▸ **Text**:
*-*-*
DisplaySearch: Blu-ray player sales to double next year
Price, standard-definition satisfaction remain deterrents
By Danny King -- Video Business, 9/16/2008
SEPT. 16 | HOLLYWOOD, Calif.—Global unit sales of standalone Blu-ray players will triple this year and will double next year as prices fall, more titles are released and a larger percentage of the population own high-definition TVs, researchers for NPD Group unit DisplaySearch said at its HDTV 2008 conference at the Renaisance Hollywood Hotel here.
Worldwide consumers will buy 2.38 million Blu-ray set-top players this year and 5.31 million next year, up from about 700,000 in 2007, said Paul Gagnon, DisplaySearch director of North America TV research, at the conference. With such a surge in stand-alone players, Sony's PlayStation 3 consoles, which include Blu-ray players, will no longer be the biggest selling Blu-ray hardware source by 2010, Gagnon said.
The increase is a reflection of falling prices for Blu-ray players as well as the rapid adoption of HDTVs, especially in the U.S., which will switch to all-digital broadcasts next February. HDTVs will account for more than half of all TVs shipped this year and will make up 80% of TVs sold in 2011, Gagnon said.
"We are now at a transition time in the market," said Ross Rubin, NPD director of industry analysis, at the conference. "Close to half of U.S. households are having HD in the home."
*-*-*
▸ **Information shown**:

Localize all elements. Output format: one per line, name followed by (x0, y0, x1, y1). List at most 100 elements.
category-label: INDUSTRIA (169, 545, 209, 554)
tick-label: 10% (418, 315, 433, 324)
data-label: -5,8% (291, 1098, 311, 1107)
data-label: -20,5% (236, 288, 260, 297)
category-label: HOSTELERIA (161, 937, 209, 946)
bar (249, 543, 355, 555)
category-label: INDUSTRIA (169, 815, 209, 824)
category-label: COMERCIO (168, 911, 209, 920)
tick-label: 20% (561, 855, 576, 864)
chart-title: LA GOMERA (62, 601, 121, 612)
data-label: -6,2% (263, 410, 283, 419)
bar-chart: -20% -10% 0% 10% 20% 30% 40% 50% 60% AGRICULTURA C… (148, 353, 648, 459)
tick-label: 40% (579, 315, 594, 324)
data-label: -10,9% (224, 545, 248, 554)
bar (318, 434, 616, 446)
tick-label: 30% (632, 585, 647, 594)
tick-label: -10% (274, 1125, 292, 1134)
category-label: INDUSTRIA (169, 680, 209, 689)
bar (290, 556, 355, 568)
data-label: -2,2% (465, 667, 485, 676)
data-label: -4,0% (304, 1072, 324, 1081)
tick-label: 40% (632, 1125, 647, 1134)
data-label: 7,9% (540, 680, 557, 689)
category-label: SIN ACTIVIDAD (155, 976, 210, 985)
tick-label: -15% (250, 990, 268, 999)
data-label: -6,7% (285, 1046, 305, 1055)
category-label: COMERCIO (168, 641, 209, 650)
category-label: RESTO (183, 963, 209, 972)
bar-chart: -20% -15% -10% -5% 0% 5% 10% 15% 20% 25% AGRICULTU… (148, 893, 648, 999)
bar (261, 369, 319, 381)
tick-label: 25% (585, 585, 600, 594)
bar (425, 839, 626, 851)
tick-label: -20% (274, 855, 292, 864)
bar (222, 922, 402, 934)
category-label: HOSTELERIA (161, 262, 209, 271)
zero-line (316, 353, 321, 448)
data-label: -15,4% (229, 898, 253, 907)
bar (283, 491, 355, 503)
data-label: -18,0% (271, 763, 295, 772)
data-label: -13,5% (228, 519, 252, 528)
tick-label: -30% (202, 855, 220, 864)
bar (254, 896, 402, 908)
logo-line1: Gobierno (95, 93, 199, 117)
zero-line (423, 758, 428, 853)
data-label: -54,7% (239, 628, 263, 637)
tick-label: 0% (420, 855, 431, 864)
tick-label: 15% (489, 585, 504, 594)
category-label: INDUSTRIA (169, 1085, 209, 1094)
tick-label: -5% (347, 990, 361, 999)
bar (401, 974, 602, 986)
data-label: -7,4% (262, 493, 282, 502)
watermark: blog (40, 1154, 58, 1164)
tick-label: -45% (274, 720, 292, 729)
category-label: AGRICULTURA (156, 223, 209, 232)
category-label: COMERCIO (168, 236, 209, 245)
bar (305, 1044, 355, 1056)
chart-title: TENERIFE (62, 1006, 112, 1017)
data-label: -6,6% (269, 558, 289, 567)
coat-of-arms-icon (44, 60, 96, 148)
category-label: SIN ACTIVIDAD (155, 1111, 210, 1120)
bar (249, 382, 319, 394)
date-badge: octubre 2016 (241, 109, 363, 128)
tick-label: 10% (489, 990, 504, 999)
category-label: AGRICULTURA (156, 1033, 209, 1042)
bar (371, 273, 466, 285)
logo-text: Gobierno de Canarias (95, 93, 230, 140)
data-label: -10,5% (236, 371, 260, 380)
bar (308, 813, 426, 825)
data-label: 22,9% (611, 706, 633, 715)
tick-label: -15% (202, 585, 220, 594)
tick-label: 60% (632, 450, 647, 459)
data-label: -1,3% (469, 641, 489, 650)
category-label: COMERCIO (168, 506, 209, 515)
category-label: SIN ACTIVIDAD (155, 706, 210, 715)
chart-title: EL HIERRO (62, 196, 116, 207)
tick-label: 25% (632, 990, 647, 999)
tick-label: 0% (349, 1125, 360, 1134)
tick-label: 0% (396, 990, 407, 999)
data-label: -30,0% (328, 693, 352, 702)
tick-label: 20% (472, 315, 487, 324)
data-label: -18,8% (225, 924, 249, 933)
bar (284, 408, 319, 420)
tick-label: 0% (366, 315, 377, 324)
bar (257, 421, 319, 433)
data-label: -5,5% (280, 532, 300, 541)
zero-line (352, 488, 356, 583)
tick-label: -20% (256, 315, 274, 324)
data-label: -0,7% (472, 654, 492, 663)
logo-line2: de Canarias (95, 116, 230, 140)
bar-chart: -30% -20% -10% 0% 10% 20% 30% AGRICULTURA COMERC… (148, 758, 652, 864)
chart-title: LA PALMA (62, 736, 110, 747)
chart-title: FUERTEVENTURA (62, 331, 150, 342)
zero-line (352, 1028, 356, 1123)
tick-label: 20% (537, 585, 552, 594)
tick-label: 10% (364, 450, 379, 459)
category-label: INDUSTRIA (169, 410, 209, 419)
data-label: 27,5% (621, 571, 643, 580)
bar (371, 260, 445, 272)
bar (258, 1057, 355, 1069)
*-*-*
▸ **Problems to solve**:
(a) Which people does the Blu-ray sales article name?
(b) How does this sentence from the Blu-ray sales article read in Spanish: "HDTVs will account for more than half of all TVs shipped this year and will make up 80% of TVs sold in 2011, Gagnon said."

▸ **Answers by item number**:
(a)
Danny King
Paul Gagnon
Ross Rubin

(b) Los televisores de alta definición representarán más de la mitad de todos los televisores enviados este año y constituirán el 80 % de los televisores vendidos en 2011, dijo Gagnon.